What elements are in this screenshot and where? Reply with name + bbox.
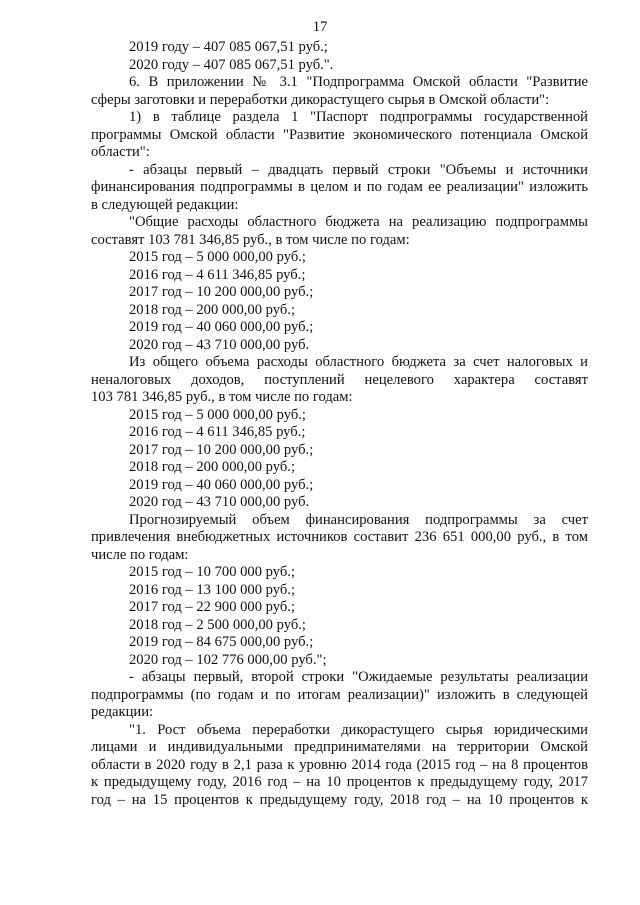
text-line: привлечения внебюджетных источников составит 236 651 000,00 руб., в том [91, 529, 588, 545]
text-line: 103 781 346,85 руб., в том числе по годам: [91, 389, 353, 405]
page-number: 17 [312, 19, 328, 35]
text-line: - абзацы первый – двадцать первый строки "Объемы и источники [129, 161, 588, 178]
text-line: Прогнозируемый объем финансирования подпрограммы за счет [129, 511, 588, 528]
text-line: 2015 год – 5 000 000,00 руб.; [129, 249, 306, 265]
text-line: 2015 год – 5 000 000,00 руб.; [129, 406, 306, 423]
document-body [91, 39, 588, 809]
text-line: 2017 год – 22 900 000 руб.; [129, 599, 296, 615]
text-line: 2020 год – 43 710 000,00 руб. [129, 336, 310, 353]
text-line: 2015 год – 10 700 000 руб.; [129, 564, 296, 580]
text-line: 2020 год – 102 776 000,00 руб."; [129, 651, 327, 668]
text-line: 6. В приложении № 3.1 "Подпрограмма Омской области "Развитие [129, 74, 588, 90]
text-line: составят 103 781 346,85 руб., в том числе по годам: [91, 231, 410, 248]
text-line: 2020 год – 43 710 000,00 руб. [129, 494, 310, 510]
text-line: - абзацы первый, второй строки "Ожидаемые результаты реализации [129, 669, 588, 685]
text-line: 2016 год – 4 611 346,85 руб.; [129, 266, 306, 283]
text-line: числе по годам: [91, 546, 189, 563]
text-line: лицами и индивидуальными предпринимателями на территории Омской [91, 739, 588, 755]
text-line: 2019 году – 407 085 067,51 руб.; [129, 39, 328, 55]
text-line: 2016 год – 4 611 346,85 руб.; [129, 424, 306, 440]
text-line: к предыдущему году, 2016 год – на 10 процентов к предыдущему году, 2017 [91, 774, 588, 790]
text-line: 2018 год – 2 500 000,00 руб.; [129, 616, 306, 633]
text-line: 2018 год – 200 000,00 руб.; [129, 459, 296, 475]
text-line: сферы заготовки и переработки дикорастущего сырья в Омской области": [91, 91, 550, 108]
text-line: 2019 год – 40 060 000,00 руб.; [129, 476, 314, 493]
text-line: 1) в таблице раздела 1 "Паспорт подпрограммы государственной [129, 109, 588, 125]
text-line: в следующей редакции: [91, 196, 239, 213]
text-line: подпрограммы (по годам и по итогам реализации)" изложить в следующей [91, 686, 588, 703]
text-line: финансирования подпрограммы в целом и по годам ее реализации" изложить [91, 179, 588, 195]
text-line: год – на 15 процентов к предыдущему году, 2018 год – на 10 процентов к [91, 791, 588, 808]
text-line: 2019 год – 84 675 000,00 руб.; [129, 634, 314, 650]
text-line: области": [91, 144, 150, 160]
text-line: "1. Рост объема переработки дикорастущего сырья юридическими [129, 721, 588, 738]
text-line: 2016 год – 13 100 000 руб.; [129, 581, 296, 598]
text-line: области в 2020 году в 2,1 раза к уровню 2014 года (2015 год – на 8 процентов [91, 756, 588, 773]
text-line: редакции: [91, 704, 154, 720]
text-line: 2019 год – 40 060 000,00 руб.; [129, 319, 314, 335]
text-line: неналоговых доходов, поступлений нецелевого характера составят [91, 371, 588, 388]
text-line: 2020 году – 407 085 067,51 руб.". [129, 56, 334, 73]
text-line: Из общего объема расходы областного бюджета за счет налоговых и [129, 354, 588, 370]
text-line: "Общие расходы областного бюджета на реализацию подпрограммы [129, 214, 588, 230]
text-line: 2018 год – 200 000,00 руб.; [129, 301, 296, 318]
text-line: 2017 год – 10 200 000,00 руб.; [129, 284, 314, 300]
text-line: программы Омской области "Развитие экономического потенциала Омской [91, 126, 588, 143]
text-line: 2017 год – 10 200 000,00 руб.; [129, 441, 314, 458]
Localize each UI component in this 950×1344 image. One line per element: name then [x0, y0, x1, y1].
++++++++
> _The exercise_:
Print, unchanged, the lines from the one containing "text-line: привлечения внебюджетных" up to and including the one containing "text-line: подпрограммы (по".

> _The solution_:
text-line: привлечения внебюджетных источников составит 236 651 000,00 руб., в том [91, 529, 588, 545]
text-line: 103 781 346,85 руб., в том числе по годам: [91, 389, 353, 405]
page-number: 17 [312, 19, 328, 35]
text-line: - абзацы первый – двадцать первый строки "Объемы и источники [129, 161, 588, 178]
text-line: Прогнозируемый объем финансирования подпрограммы за счет [129, 511, 588, 528]
text-line: 2015 год – 5 000 000,00 руб.; [129, 249, 306, 265]
text-line: 2015 год – 5 000 000,00 руб.; [129, 406, 306, 423]
document-body [91, 39, 588, 809]
text-line: 2017 год – 22 900 000 руб.; [129, 599, 296, 615]
text-line: 2020 год – 43 710 000,00 руб. [129, 336, 310, 353]
text-line: 2015 год – 10 700 000 руб.; [129, 564, 296, 580]
text-line: 2020 год – 102 776 000,00 руб."; [129, 651, 327, 668]
text-line: 6. В приложении № 3.1 "Подпрограмма Омской области "Развитие [129, 74, 588, 90]
text-line: составят 103 781 346,85 руб., в том числе по годам: [91, 231, 410, 248]
text-line: 2020 год – 43 710 000,00 руб. [129, 494, 310, 510]
text-line: - абзацы первый, второй строки "Ожидаемые результаты реализации [129, 669, 588, 685]
text-line: 2016 год – 4 611 346,85 руб.; [129, 266, 306, 283]
text-line: числе по годам: [91, 546, 189, 563]
text-line: лицами и индивидуальными предпринимателями на территории Омской [91, 739, 588, 755]
text-line: 2019 году – 407 085 067,51 руб.; [129, 39, 328, 55]
text-line: 2016 год – 4 611 346,85 руб.; [129, 424, 306, 440]
text-line: к предыдущему году, 2016 год – на 10 процентов к предыдущему году, 2017 [91, 774, 588, 790]
text-line: 2018 год – 2 500 000,00 руб.; [129, 616, 306, 633]
text-line: 2018 год – 200 000,00 руб.; [129, 459, 296, 475]
text-line: сферы заготовки и переработки дикорастущего сырья в Омской области": [91, 91, 550, 108]
text-line: 2019 год – 40 060 000,00 руб.; [129, 476, 314, 493]
text-line: 1) в таблице раздела 1 "Паспорт подпрограммы государственной [129, 109, 588, 125]
text-line: в следующей редакции: [91, 196, 239, 213]
text-line: подпрограммы (по годам и по итогам реализации)" изложить в следующей [91, 686, 588, 703]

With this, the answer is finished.